* [EXERCISE GOAL]: Count, in the entries, the lines with "высокотехнологичных". Answer with the number only.

* [RECORDS SHOWN]:

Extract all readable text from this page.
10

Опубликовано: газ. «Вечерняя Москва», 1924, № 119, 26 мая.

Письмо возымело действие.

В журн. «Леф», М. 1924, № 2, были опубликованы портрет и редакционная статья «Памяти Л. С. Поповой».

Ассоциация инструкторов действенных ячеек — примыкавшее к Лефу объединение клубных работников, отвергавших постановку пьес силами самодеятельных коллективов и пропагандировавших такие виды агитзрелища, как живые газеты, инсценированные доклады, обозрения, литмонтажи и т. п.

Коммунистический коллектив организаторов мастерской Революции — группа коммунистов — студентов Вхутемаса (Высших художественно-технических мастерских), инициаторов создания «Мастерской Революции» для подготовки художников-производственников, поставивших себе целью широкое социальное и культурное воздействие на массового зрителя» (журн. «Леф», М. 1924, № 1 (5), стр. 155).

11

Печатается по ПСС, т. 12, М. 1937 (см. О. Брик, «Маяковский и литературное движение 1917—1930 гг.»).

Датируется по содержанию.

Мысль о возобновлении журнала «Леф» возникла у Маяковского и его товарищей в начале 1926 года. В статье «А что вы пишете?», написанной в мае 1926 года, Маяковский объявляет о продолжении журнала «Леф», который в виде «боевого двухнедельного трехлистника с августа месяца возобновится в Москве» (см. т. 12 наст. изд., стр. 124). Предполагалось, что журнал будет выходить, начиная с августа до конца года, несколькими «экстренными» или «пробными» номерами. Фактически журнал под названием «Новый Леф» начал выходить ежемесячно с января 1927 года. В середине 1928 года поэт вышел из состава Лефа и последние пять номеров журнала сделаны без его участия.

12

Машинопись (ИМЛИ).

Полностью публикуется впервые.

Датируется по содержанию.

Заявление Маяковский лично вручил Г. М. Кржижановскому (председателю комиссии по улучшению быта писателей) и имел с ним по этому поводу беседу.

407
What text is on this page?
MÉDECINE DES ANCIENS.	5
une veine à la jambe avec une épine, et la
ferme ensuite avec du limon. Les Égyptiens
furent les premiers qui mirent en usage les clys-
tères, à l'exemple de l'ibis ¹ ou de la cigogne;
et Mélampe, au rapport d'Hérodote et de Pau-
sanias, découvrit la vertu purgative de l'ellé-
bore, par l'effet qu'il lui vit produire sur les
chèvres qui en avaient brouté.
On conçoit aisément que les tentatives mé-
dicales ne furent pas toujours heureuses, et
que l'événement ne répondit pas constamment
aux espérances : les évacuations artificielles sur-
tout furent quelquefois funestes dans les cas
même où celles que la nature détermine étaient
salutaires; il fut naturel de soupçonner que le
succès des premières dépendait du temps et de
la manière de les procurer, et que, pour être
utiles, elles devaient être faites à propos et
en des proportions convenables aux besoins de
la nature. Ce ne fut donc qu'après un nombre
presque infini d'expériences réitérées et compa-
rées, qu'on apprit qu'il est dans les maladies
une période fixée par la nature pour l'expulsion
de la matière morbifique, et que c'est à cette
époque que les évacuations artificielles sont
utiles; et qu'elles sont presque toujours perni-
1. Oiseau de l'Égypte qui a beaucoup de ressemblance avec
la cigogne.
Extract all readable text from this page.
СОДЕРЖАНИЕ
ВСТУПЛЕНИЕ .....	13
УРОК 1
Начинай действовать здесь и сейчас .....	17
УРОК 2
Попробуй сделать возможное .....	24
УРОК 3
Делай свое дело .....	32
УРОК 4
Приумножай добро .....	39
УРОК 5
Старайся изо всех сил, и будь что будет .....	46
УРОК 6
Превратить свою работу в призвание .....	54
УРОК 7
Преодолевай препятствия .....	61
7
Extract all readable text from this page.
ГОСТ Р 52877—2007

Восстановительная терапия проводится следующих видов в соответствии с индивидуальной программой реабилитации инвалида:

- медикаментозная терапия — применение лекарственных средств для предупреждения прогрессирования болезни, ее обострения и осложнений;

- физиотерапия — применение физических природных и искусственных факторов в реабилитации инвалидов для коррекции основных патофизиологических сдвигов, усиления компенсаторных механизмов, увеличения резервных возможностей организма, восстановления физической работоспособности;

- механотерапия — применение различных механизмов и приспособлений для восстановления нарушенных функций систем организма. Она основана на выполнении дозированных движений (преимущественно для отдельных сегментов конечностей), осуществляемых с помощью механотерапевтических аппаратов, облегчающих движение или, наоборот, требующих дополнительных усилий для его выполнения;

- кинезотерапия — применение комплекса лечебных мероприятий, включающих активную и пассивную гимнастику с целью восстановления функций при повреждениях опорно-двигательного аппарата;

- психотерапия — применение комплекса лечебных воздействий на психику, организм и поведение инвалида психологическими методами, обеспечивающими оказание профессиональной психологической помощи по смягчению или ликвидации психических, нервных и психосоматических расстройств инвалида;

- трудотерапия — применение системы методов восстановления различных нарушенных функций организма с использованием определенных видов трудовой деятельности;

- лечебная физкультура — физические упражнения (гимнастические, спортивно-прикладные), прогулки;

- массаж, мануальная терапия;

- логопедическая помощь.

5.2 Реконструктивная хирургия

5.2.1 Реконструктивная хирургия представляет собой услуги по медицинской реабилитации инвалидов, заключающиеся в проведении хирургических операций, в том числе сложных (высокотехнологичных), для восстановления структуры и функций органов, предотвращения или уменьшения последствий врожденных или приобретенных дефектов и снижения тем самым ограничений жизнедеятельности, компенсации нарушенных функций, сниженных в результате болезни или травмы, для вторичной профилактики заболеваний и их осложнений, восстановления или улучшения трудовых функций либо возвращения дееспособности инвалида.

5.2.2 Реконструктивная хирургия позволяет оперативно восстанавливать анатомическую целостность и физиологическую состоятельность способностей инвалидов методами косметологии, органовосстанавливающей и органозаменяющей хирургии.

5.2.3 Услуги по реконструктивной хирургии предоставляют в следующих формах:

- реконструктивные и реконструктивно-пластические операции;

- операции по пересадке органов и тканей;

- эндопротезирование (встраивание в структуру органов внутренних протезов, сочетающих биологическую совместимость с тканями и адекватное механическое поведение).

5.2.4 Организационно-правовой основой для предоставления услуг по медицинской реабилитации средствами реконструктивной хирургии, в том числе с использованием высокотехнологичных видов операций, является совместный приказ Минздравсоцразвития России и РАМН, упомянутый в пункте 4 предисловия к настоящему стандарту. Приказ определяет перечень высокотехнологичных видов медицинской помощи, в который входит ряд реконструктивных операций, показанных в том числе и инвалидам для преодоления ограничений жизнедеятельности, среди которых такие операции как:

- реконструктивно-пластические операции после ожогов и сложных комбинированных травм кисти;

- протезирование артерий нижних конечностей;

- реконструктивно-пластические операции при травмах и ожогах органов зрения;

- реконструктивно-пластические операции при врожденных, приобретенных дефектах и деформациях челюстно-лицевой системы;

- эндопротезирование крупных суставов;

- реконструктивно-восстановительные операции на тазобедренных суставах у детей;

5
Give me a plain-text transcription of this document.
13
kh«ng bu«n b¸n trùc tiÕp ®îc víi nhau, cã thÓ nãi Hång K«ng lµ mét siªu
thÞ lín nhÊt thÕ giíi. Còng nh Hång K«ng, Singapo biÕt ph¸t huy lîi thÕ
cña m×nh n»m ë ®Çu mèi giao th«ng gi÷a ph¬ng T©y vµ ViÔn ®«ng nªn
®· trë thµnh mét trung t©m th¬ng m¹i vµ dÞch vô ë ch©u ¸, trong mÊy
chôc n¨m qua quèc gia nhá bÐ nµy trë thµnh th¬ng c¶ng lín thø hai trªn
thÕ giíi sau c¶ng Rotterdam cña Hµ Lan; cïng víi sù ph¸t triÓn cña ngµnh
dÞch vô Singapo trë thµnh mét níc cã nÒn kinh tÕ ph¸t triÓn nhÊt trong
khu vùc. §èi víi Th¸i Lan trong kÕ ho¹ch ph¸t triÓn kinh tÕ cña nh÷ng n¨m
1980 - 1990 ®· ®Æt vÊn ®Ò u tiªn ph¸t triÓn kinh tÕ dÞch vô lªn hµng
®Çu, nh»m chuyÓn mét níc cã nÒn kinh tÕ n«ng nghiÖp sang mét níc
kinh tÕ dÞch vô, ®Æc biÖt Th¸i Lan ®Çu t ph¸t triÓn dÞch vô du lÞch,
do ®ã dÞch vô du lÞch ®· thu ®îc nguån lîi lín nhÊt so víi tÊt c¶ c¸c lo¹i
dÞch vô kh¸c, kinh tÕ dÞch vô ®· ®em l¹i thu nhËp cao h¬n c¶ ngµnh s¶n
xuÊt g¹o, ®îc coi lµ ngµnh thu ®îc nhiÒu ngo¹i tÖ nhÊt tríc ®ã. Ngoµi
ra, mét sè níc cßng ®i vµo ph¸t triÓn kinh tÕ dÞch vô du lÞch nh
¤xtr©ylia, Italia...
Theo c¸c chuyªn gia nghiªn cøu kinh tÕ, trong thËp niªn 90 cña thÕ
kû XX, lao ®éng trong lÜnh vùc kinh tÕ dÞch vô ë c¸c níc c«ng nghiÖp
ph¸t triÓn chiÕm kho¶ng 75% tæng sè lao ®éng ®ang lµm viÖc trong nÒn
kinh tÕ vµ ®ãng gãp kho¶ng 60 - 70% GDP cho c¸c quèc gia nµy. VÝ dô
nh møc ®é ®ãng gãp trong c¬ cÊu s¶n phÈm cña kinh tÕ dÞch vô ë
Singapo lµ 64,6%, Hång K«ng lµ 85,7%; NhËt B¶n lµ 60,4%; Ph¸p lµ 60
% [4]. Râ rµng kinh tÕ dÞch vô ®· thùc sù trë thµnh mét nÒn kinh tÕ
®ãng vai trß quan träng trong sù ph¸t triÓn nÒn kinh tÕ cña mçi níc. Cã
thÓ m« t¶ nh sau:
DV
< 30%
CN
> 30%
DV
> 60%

* [THE RESPONSE]: 2